■ Testo da analizzare ■
▶
I giorni dopo il dolore.
I giorni di Paula.
I giorni dopo Paula.
I giorni della vita.
La somma dei giorni.
Dopo essere stata colpita dall’immane dolore della perdita della figlia Paula, avvenuta nel 1992 a causa di una malattia ereditaria, la porfiria, Isabel Allende cerca, da donna coraggiosa ed appassionata qual è, di stabilire un legame che, travalicando la morte, possa farle sentire Paula ancora accanto, viva e presente. E lo fa scrivendo questo libro che si trova sospeso tra un diario intimo ed una autobiografia in cui racconta cosa è successo alla loro grande famiglia dopo la sua scomparsa.
Sullo sfondo della grande casa californiana in cui tutta la tribù allargata degli Allende vive, Isabel fa le parti di una matriarca intenta, con grande fatica, a riunire e proteggere le varie componenti familiari. La scrittrice si concede ai lettori con grande amore, nulla nascondendo delle sue angosce interiori, delle sue emozioni profonde, dei suoi rimpianti più struggenti, ma nel contempo, vestita di un’autoironia imperdibile, illuminando le pagine di ventate di ottimismo, di creatività e di gradevoli ed autentiche autocritiche, capaci di generare sincere correnti di empatia, tanto forti da dare l’impressione di ascoltare i racconti di una vecchia amica. Con tenacia Isabel è attenta ad ogni dinamica del suo clan: comprende, agisce, invade, si intromette, si preoccupa, gioisce e si addolora e come una grande “castellana” tiene in mano le redini della vita del secondo marito Willie e dei suoi sfortunati figli, del figlio Nico, di nuore, nipotini, fidanzate varie, parenti ed ex parenti, amiche, nonne, zii e persino di Ernest, vedovo di sua figlia Paula. Tutto conosce, tutto contiene, tutto regge, portando sempre dentro di sé il macigno doloroso del suo lutto che non le impedisce però di continuare a vivere una vita piena e ricca di spiritualità, di poesia, di grande coraggio. Dai suoi racconti che attraverso le parole dipingono immagini dense e suggestive arriva vibrante il senso della sua vita e il ritratto di una donna forte e nel contempo fragile, che ha capito che solo attraverso l’affetto e l’amore è possibile ritrovare se stessi nella condivisione della gioia e del dolore. E Paula è davvero, ancora, accanto a lei.
◀
■ Scopo del compito ■
Ricopia il passo della recensione che inizia con le parole contenenti "I giorni dopo Paula." e termina con "la sua scomparsa.", sostituendo "porfiria" con "emofilia". I record riportati di seguito provengono da una fonte diversa.

■ Dati mostrati ■
▶
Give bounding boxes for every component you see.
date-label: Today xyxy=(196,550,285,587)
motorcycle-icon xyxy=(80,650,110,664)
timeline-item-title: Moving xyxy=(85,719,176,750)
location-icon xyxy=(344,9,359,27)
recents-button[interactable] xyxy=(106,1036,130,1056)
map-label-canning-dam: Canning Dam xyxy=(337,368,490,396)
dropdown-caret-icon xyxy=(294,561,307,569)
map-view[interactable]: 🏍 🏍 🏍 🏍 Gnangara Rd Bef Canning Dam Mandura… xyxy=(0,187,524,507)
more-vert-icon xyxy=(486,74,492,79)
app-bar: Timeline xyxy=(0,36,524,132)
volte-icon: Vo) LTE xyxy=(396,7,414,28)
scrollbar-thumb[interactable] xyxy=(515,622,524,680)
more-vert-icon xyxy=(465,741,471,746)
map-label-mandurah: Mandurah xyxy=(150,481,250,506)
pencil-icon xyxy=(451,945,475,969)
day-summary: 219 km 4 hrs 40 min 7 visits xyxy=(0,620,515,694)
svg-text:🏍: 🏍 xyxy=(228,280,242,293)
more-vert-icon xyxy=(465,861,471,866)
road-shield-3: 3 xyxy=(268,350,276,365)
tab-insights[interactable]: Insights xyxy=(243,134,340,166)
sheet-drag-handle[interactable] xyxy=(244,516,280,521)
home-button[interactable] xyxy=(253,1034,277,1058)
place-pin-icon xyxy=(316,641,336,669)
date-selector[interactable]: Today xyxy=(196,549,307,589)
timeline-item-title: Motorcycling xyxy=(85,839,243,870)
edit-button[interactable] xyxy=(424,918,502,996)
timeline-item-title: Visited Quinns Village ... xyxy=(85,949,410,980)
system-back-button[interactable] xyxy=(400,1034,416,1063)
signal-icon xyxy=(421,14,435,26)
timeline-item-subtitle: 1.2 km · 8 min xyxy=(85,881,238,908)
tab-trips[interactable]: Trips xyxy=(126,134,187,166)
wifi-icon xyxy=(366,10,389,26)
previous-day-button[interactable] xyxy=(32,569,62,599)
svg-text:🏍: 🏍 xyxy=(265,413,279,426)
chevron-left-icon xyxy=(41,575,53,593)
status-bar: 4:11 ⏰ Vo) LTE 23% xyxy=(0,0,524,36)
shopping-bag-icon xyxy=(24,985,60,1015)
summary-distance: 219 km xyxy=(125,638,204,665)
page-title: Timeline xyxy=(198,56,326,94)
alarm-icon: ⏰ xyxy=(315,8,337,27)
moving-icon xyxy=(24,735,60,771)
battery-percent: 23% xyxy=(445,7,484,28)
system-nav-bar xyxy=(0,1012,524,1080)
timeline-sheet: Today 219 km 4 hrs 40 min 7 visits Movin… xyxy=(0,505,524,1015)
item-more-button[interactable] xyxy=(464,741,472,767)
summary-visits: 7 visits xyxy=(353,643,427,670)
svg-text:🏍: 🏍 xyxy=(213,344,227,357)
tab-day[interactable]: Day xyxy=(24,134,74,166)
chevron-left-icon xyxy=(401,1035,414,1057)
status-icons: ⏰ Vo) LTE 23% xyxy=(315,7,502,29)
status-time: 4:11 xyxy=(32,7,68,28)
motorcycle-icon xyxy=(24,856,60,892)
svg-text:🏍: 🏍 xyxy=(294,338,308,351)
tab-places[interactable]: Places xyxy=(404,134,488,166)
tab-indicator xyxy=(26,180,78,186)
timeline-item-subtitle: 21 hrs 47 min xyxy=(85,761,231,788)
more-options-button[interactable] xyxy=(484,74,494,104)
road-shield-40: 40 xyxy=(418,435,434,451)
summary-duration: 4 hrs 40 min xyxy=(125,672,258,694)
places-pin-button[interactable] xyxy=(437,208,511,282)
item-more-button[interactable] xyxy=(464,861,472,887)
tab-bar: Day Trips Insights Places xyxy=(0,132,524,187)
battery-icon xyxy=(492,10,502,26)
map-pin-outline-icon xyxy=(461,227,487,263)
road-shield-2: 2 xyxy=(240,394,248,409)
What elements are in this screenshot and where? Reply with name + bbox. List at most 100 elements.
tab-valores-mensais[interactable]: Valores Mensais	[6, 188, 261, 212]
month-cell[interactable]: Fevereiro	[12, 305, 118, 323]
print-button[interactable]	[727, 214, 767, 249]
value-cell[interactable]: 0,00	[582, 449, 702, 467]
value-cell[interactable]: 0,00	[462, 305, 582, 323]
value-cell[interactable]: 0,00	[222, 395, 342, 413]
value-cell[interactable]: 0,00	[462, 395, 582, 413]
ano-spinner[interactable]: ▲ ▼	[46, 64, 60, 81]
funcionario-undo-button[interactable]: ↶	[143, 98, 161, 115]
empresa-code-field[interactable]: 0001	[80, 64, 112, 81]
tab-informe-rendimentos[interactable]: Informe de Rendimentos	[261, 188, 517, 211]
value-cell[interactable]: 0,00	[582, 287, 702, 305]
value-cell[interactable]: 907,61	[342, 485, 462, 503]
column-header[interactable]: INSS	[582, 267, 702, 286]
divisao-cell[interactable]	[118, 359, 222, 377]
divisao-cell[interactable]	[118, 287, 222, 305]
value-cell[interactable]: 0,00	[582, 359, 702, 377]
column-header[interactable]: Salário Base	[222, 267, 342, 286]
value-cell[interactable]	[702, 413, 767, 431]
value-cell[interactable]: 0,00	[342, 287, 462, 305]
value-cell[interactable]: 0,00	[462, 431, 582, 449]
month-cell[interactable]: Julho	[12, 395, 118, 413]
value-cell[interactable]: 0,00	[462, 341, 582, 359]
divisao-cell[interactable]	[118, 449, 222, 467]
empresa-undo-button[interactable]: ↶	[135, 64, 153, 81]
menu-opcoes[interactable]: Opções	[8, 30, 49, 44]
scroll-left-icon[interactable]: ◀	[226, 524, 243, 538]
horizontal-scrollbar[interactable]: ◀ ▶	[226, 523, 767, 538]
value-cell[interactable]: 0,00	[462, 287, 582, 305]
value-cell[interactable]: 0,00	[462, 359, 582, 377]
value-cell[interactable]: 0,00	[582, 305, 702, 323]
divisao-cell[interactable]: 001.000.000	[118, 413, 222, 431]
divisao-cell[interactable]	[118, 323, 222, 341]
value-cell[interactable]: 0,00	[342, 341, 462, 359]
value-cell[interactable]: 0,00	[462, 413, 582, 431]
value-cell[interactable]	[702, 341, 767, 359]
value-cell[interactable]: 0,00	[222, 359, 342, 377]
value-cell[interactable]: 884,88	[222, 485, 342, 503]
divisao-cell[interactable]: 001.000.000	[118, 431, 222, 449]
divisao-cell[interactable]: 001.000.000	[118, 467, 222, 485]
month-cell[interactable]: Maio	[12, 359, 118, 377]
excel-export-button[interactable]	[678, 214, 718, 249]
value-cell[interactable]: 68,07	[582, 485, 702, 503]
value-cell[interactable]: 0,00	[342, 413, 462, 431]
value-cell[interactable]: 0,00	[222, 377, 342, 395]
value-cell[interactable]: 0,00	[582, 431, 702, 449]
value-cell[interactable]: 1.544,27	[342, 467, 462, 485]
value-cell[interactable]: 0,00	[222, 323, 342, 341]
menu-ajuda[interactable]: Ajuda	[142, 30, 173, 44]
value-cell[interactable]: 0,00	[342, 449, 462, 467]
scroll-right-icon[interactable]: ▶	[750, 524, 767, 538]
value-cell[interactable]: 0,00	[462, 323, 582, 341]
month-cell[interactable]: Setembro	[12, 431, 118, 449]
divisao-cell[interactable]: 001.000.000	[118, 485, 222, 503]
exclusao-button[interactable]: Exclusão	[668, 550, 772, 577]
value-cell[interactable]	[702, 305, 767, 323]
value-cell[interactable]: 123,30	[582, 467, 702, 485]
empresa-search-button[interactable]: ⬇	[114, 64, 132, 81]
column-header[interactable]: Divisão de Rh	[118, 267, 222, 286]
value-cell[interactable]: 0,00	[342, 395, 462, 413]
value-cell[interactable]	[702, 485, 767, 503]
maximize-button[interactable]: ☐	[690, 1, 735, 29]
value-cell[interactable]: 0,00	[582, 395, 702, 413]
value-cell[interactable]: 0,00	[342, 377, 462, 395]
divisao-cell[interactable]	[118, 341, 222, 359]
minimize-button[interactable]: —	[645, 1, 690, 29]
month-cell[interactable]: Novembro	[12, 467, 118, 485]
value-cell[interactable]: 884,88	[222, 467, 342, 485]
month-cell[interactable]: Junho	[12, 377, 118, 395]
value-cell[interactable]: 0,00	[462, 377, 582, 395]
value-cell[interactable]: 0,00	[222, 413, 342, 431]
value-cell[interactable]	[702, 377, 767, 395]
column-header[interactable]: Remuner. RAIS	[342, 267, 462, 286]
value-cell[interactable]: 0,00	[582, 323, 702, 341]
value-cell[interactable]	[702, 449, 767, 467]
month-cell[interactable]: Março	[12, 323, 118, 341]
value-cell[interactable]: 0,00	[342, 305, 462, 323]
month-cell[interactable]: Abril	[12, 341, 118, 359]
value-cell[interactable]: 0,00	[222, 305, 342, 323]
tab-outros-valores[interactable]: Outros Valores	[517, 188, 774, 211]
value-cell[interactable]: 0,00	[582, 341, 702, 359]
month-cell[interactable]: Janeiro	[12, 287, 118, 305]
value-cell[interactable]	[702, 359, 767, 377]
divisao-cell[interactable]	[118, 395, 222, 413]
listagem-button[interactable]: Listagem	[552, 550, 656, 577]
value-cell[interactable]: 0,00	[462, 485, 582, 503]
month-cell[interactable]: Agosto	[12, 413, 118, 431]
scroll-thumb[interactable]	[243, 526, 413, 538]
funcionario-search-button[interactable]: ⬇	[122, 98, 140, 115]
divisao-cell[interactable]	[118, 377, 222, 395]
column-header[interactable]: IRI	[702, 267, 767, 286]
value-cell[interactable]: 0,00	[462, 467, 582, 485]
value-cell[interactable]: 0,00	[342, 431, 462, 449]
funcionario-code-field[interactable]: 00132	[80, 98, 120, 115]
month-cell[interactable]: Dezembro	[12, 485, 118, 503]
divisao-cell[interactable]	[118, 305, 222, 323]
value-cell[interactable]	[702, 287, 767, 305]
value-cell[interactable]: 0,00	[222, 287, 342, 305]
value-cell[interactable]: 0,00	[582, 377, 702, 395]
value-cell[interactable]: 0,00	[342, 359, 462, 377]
◀
■ Soluzione proposta ■
I giorni dopo Paula.
I giorni della vita.
La somma dei giorni.
Dopo essere stata colpita dall’immane dolore della perdita della figlia Paula, avvenuta nel 1992 a causa di una malattia ereditaria, la emofilia, Isabel Allende cerca, da donna coraggiosa ed appassionata qual è, di stabilire un legame che, travalicando la morte, possa farle sentire Paula ancora accanto, viva e presente. E lo fa scrivendo questo libro che si trova sospeso tra un diario intimo ed una autobiografia in cui racconta cosa è successo alla loro grande famiglia dopo la sua scomparsa.